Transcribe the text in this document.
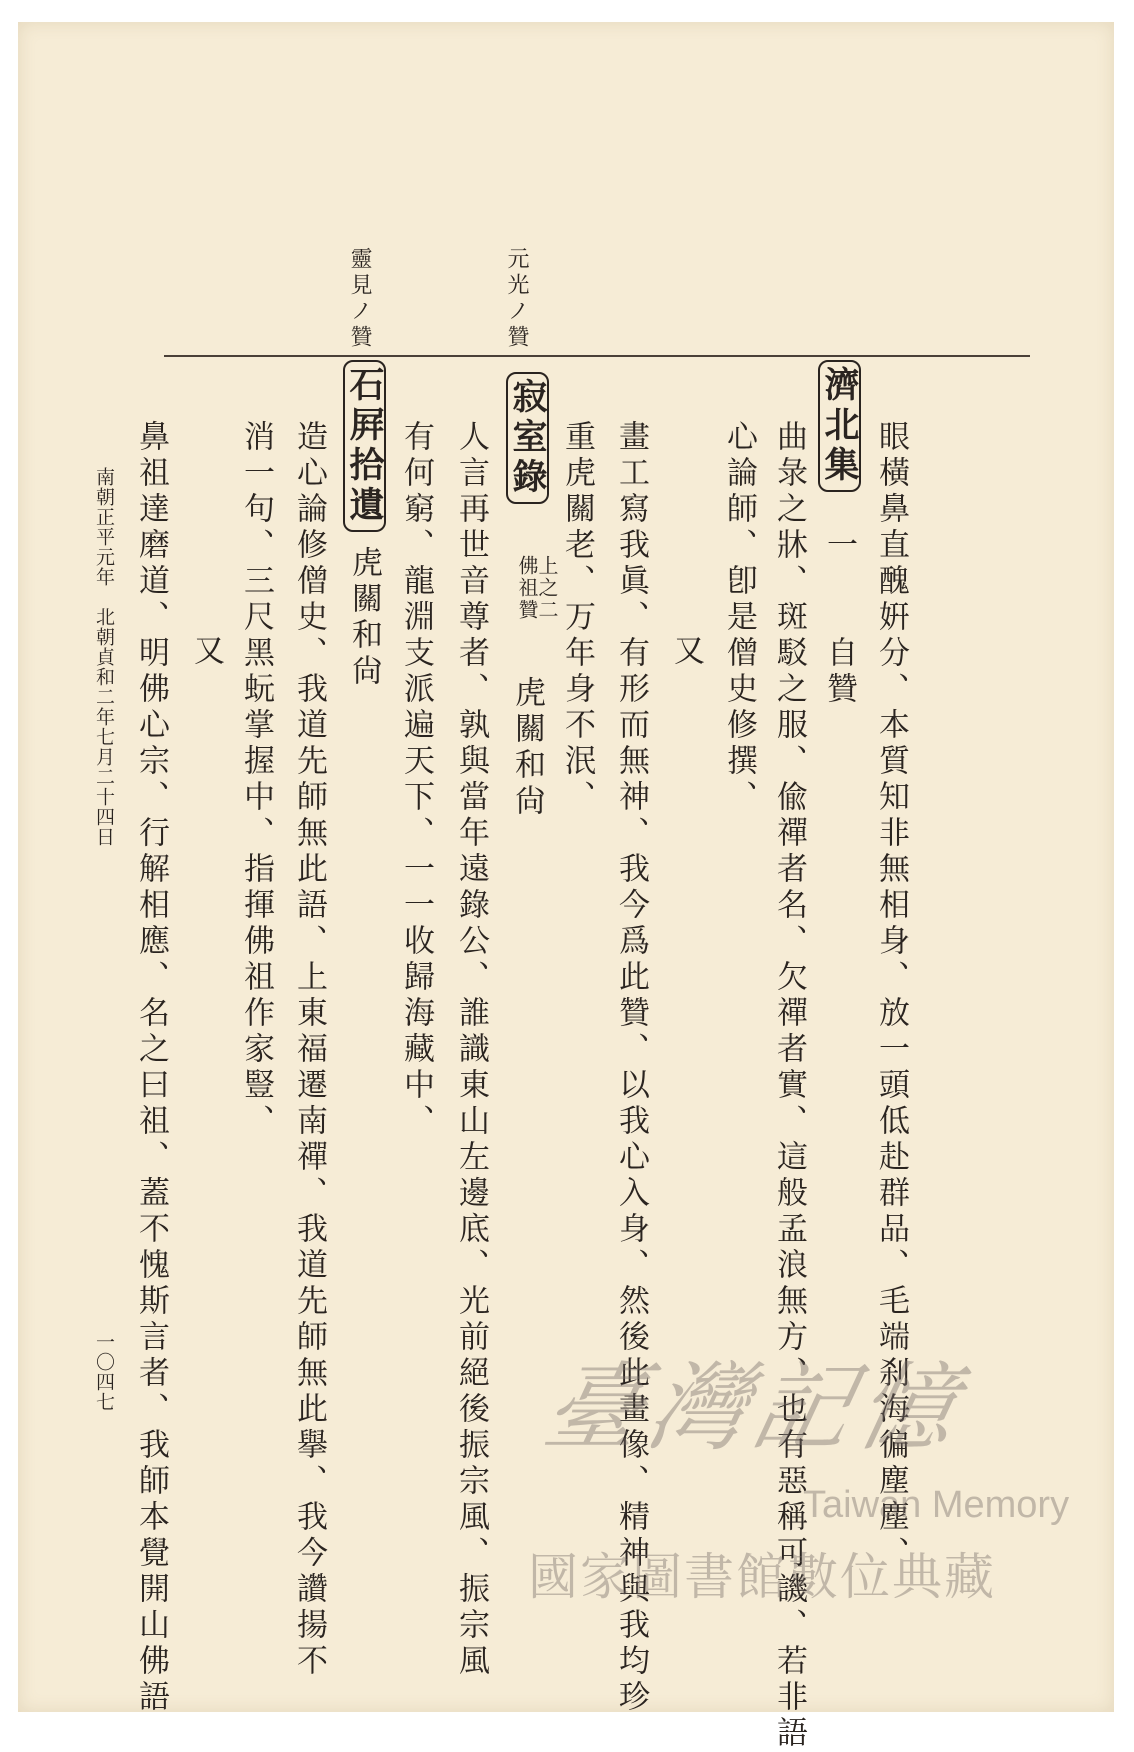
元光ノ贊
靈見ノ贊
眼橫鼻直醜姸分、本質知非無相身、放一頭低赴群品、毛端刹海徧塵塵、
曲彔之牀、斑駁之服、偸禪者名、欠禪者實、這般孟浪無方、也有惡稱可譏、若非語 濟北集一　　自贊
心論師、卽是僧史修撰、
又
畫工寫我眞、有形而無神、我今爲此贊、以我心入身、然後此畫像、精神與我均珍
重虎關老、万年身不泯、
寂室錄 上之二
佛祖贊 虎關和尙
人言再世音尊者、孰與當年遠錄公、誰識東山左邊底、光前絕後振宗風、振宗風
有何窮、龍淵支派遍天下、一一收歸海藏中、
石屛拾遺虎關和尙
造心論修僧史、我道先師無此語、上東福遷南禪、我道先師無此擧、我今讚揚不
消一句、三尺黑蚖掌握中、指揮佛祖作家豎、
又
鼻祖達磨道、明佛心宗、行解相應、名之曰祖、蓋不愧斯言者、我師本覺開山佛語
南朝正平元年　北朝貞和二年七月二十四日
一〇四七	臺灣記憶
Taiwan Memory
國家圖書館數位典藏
————————
# Direction:
Give the data above again in full and unchanged, skipping the pictures.

# Full output:
Transcribe the text in this document.
元光ノ贊
靈見ノ贊
眼橫鼻直醜姸分、本質知非無相身、放一頭低赴群品、毛端刹海徧塵塵、
曲彔之牀、斑駁之服、偸禪者名、欠禪者實、這般孟浪無方、也有惡稱可譏、若非語 濟北集一　　自贊
心論師、卽是僧史修撰、
又
畫工寫我眞、有形而無神、我今爲此贊、以我心入身、然後此畫像、精神與我均珍
重虎關老、万年身不泯、
寂室錄 上之二
佛祖贊 虎關和尙
人言再世音尊者、孰與當年遠錄公、誰識東山左邊底、光前絕後振宗風、振宗風
有何窮、龍淵支派遍天下、一一收歸海藏中、
石屛拾遺虎關和尙
造心論修僧史、我道先師無此語、上東福遷南禪、我道先師無此擧、我今讚揚不
消一句、三尺黑蚖掌握中、指揮佛祖作家豎、
又
鼻祖達磨道、明佛心宗、行解相應、名之曰祖、蓋不愧斯言者、我師本覺開山佛語
南朝正平元年　北朝貞和二年七月二十四日
一〇四七	臺灣記憶
Taiwan Memory
國家圖書館數位典藏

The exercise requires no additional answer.